:: SUPPLIED MATERIAL

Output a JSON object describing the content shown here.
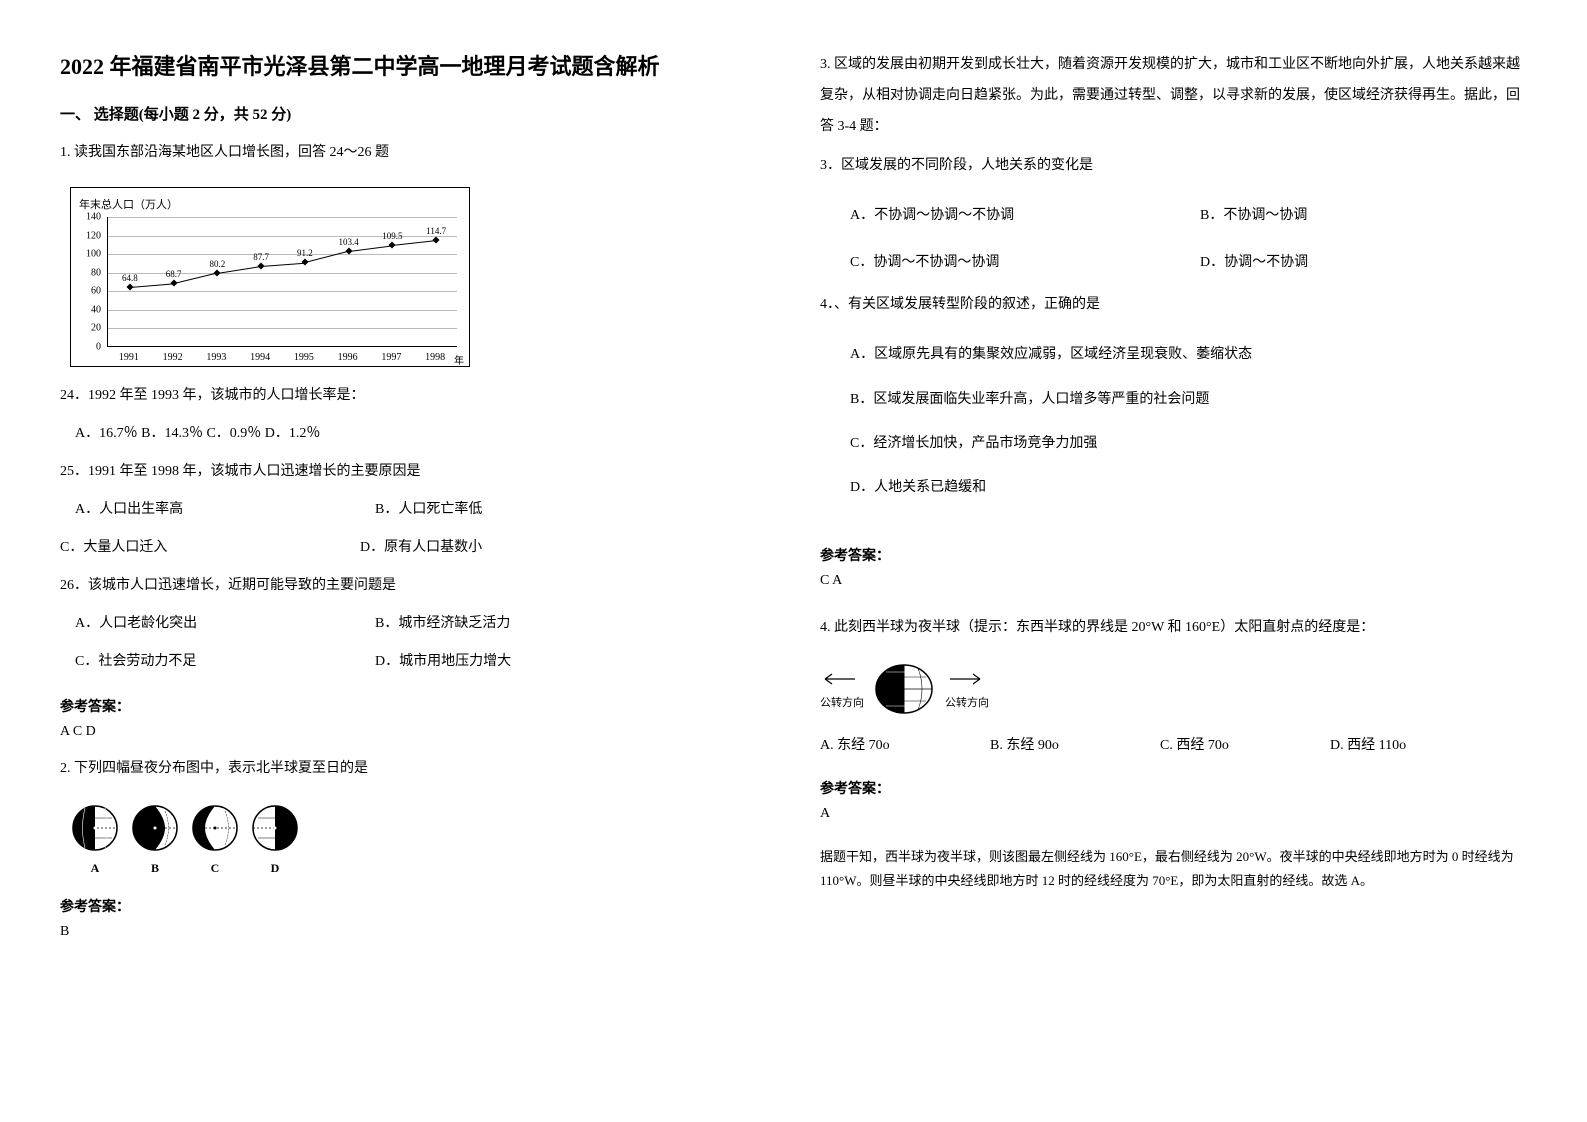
{
  "title": "2022 年福建省南平市光泽县第二中学高一地理月考试题含解析",
  "section1": "一、 选择题(每小题 2 分，共 52 分)",
  "q1": {
    "intro": "1. 读我国东部沿海某地区人口增长图，回答 24～26 题",
    "chart": {
      "title": "年末总人口（万人）",
      "ylim": [
        0,
        140
      ],
      "ytick_step": 20,
      "yticks": [
        "0",
        "20",
        "40",
        "60",
        "80",
        "100",
        "120",
        "140"
      ],
      "years": [
        "1991",
        "1992",
        "1993",
        "1994",
        "1995",
        "1996",
        "1997",
        "1998"
      ],
      "x_unit": "年",
      "values": [
        64.8,
        68.7,
        80.2,
        87.7,
        91.2,
        103.4,
        109.5,
        114.7
      ],
      "line_color": "#000000",
      "grid_color": "#bbbbbb",
      "background_color": "#ffffff"
    },
    "q24": "24．1992 年至 1993 年，该城市的人口增长率是：",
    "q24_opts": "A．16.7％    B．14.3％    C．0.9％    D．1.2％",
    "q25": "25．1991 年至 1998 年，该城市人口迅速增长的主要原因是",
    "q25_optA": "A．人口出生率高",
    "q25_optB": "B．人口死亡率低",
    "q25_optC": "C．大量人口迁入",
    "q25_optD": "D．原有人口基数小",
    "q26": "26．该城市人口迅速增长，近期可能导致的主要问题是",
    "q26_optA": "A．人口老龄化突出",
    "q26_optB": "B．城市经济缺乏活力",
    "q26_optC": "C．社会劳动力不足",
    "q26_optD": "D．城市用地压力增大",
    "answer_label": "参考答案：",
    "answer": "A  C  D"
  },
  "q2": {
    "text": "2. 下列四幅昼夜分布图中，表示北半球夏至日的是",
    "labels": [
      "A",
      "B",
      "C",
      "D"
    ],
    "answer_label": "参考答案：",
    "answer": "B"
  },
  "q3": {
    "intro": "3. 区域的发展由初期开发到成长壮大，随着资源开发规模的扩大，城市和工业区不断地向外扩展，人地关系越来越复杂，从相对协调走向日趋紧张。为此，需要通过转型、调整，以寻求新的发展，使区域经济获得再生。据此，回答 3-4 题：",
    "q3_text": "3．区域发展的不同阶段，人地关系的变化是",
    "q3_optA": "A．不协调～协调～不协调",
    "q3_optB": "B．不协调～协调",
    "q3_optC": "C．协调～不协调～协调",
    "q3_optD": "D．协调～不协调",
    "q4_text": "4．、有关区域发展转型阶段的叙述，正确的是",
    "q4_optA": "A．区域原先具有的集聚效应减弱，区域经济呈现衰败、萎缩状态",
    "q4_optB": "B．区域发展面临失业率升高，人口增多等严重的社会问题",
    "q4_optC": "C．经济增长加快，产品市场竞争力加强",
    "q4_optD": "D．人地关系已趋缓和",
    "answer_label": "参考答案：",
    "answer": "C  A"
  },
  "q4": {
    "text": "4. 此刻西半球为夜半球（提示：东西半球的界线是 20°W 和 160°E）太阳直射点的经度是：",
    "arrow_left": "公转方向",
    "arrow_right": "公转方向",
    "optA": "A.  东经 70o",
    "optB": "B.  东经 90o",
    "optC": "C.  西经 70o",
    "optD": "D.  西经 110o",
    "answer_label": "参考答案：",
    "answer": "A",
    "explanation": "据题干知，西半球为夜半球，则该图最左侧经线为 160°E，最右侧经线为 20°W。夜半球的中央经线即地方时为 0 时经线为 110°W。则昼半球的中央经线即地方时 12 时的经线经度为 70°E，即为太阳直射的经线。故选 A。"
  }
}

::::

• SET EXERCISE: Write the full listing out again with every line unchanged, but include no pictures.

• RESPONSE:
Output a JSON object describing the content shown here.
{
  "title": "2022 年福建省南平市光泽县第二中学高一地理月考试题含解析",
  "section1": "一、 选择题(每小题 2 分，共 52 分)",
  "q1": {
    "intro": "1. 读我国东部沿海某地区人口增长图，回答 24～26 题",
    "chart": {
      "title": "年末总人口（万人）",
      "ylim": [
        0,
        140
      ],
      "ytick_step": 20,
      "yticks": [
        "0",
        "20",
        "40",
        "60",
        "80",
        "100",
        "120",
        "140"
      ],
      "years": [
        "1991",
        "1992",
        "1993",
        "1994",
        "1995",
        "1996",
        "1997",
        "1998"
      ],
      "x_unit": "年",
      "values": [
        64.8,
        68.7,
        80.2,
        87.7,
        91.2,
        103.4,
        109.5,
        114.7
      ],
      "line_color": "#000000",
      "grid_color": "#bbbbbb",
      "background_color": "#ffffff"
    },
    "q24": "24．1992 年至 1993 年，该城市的人口增长率是：",
    "q24_opts": "A．16.7％    B．14.3％    C．0.9％    D．1.2％",
    "q25": "25．1991 年至 1998 年，该城市人口迅速增长的主要原因是",
    "q25_optA": "A．人口出生率高",
    "q25_optB": "B．人口死亡率低",
    "q25_optC": "C．大量人口迁入",
    "q25_optD": "D．原有人口基数小",
    "q26": "26．该城市人口迅速增长，近期可能导致的主要问题是",
    "q26_optA": "A．人口老龄化突出",
    "q26_optB": "B．城市经济缺乏活力",
    "q26_optC": "C．社会劳动力不足",
    "q26_optD": "D．城市用地压力增大",
    "answer_label": "参考答案：",
    "answer": "A  C  D"
  },
  "q2": {
    "text": "2. 下列四幅昼夜分布图中，表示北半球夏至日的是",
    "labels": [
      "A",
      "B",
      "C",
      "D"
    ],
    "answer_label": "参考答案：",
    "answer": "B"
  },
  "q3": {
    "intro": "3. 区域的发展由初期开发到成长壮大，随着资源开发规模的扩大，城市和工业区不断地向外扩展，人地关系越来越复杂，从相对协调走向日趋紧张。为此，需要通过转型、调整，以寻求新的发展，使区域经济获得再生。据此，回答 3-4 题：",
    "q3_text": "3．区域发展的不同阶段，人地关系的变化是",
    "q3_optA": "A．不协调～协调～不协调",
    "q3_optB": "B．不协调～协调",
    "q3_optC": "C．协调～不协调～协调",
    "q3_optD": "D．协调～不协调",
    "q4_text": "4．、有关区域发展转型阶段的叙述，正确的是",
    "q4_optA": "A．区域原先具有的集聚效应减弱，区域经济呈现衰败、萎缩状态",
    "q4_optB": "B．区域发展面临失业率升高，人口增多等严重的社会问题",
    "q4_optC": "C．经济增长加快，产品市场竞争力加强",
    "q4_optD": "D．人地关系已趋缓和",
    "answer_label": "参考答案：",
    "answer": "C  A"
  },
  "q4": {
    "text": "4. 此刻西半球为夜半球（提示：东西半球的界线是 20°W 和 160°E）太阳直射点的经度是：",
    "arrow_left": "公转方向",
    "arrow_right": "公转方向",
    "optA": "A.  东经 70o",
    "optB": "B.  东经 90o",
    "optC": "C.  西经 70o",
    "optD": "D.  西经 110o",
    "answer_label": "参考答案：",
    "answer": "A",
    "explanation": "据题干知，西半球为夜半球，则该图最左侧经线为 160°E，最右侧经线为 20°W。夜半球的中央经线即地方时为 0 时经线为 110°W。则昼半球的中央经线即地方时 12 时的经线经度为 70°E，即为太阳直射的经线。故选 A。"
  }
}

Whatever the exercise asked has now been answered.